Tunis – Univers News. L’une des préoccupations majeures de certains Tunisiens ces derniers jours est la hausse soudaine des prix des médicaments. En effet, le 24 juillet 2026, la Pharmacie centrale de Tunisie (PCT) a publié sa circulaire n°30/2026, contenant une liste de modifications des prix. Parmi ces changements figurent les détails sur les hausses de prix d’environ 300 médicaments.

Ces médicaments destinés à diverses maladies, notamment des pathologies chroniques. Pour les patients atteints de maladies cardiaques, de troubles de la thyroïde et d’autres affections chroniques, cette situation est particulièrement inquiétante.

Dans ce contexte, le Syndicat tunisien des propriétaires de pharmacies privées précise que les pharmaciens d’officine n’ont pas été informés en amont de cette décision, en raison de leur exclusion, depuis près d’un an, des travaux de la Commission d’achat des médicaments (CAM) ainsi que de l’Observatoire du médicament. Ils ont donc été informés soudainement de ces mesures.

Données de prédiction des cadres de délimitation
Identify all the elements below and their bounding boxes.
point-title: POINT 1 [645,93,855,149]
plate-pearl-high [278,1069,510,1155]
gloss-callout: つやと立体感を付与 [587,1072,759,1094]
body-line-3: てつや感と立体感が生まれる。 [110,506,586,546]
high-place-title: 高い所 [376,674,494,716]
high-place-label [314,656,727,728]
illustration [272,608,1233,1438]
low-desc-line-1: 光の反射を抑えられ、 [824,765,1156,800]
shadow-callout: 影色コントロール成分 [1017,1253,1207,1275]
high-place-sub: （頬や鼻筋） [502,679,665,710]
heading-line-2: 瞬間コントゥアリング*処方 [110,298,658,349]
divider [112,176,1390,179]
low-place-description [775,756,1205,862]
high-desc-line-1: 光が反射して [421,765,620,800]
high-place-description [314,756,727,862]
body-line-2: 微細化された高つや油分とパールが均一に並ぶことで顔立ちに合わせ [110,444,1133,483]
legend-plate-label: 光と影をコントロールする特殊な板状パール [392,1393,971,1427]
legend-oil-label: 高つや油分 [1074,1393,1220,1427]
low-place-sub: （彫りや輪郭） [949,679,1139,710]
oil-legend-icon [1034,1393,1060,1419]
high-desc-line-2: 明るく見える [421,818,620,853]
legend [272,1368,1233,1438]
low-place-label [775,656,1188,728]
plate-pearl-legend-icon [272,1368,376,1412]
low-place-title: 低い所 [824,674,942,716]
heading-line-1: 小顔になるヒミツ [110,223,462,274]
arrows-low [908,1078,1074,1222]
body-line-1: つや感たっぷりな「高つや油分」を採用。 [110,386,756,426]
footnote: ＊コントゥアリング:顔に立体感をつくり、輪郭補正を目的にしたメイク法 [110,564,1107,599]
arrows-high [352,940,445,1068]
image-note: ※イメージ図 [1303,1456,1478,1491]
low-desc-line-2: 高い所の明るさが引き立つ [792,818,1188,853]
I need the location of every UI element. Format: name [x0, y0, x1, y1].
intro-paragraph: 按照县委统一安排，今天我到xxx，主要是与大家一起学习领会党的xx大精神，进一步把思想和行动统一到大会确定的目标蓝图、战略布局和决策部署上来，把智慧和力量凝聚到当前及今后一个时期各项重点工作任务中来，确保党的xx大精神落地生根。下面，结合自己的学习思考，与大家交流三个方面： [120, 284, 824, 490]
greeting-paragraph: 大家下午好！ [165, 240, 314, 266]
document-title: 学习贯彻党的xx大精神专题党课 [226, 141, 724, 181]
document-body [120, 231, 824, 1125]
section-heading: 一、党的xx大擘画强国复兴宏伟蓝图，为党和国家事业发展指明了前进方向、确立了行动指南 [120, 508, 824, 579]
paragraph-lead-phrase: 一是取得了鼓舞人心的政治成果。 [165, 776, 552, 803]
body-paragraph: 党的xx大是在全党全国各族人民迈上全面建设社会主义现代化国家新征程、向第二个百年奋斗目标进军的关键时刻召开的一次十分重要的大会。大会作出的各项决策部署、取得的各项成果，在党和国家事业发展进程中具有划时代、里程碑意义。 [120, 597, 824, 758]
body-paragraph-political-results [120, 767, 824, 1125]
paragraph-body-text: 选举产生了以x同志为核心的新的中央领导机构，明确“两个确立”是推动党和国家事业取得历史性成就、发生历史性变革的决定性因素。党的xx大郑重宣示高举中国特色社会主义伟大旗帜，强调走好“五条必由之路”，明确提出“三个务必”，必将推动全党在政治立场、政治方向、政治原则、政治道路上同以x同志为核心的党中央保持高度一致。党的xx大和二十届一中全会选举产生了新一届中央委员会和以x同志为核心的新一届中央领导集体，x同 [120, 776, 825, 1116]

**ACTIVITÉ:**
Recopiez le passage de l'extrait sur la hausse des prix des médicaments compris entre « Dans ce contexte, le » et « de ces mesures. », inclus, en changeant « soudainement » en « brusquement ».

**CORRIGÉ:**
Dans ce contexte, le Syndicat tunisien des propriétaires de pharmacies privées précise que les pharmaciens d’officine n’ont pas été informés en amont de cette décision, en raison de leur exclusion, depuis près d’un an, des travaux de la Commission d’achat des médicaments (CAM) ainsi que de l’Observatoire du médicament. Ils ont donc été informés brusquement de ces mesures.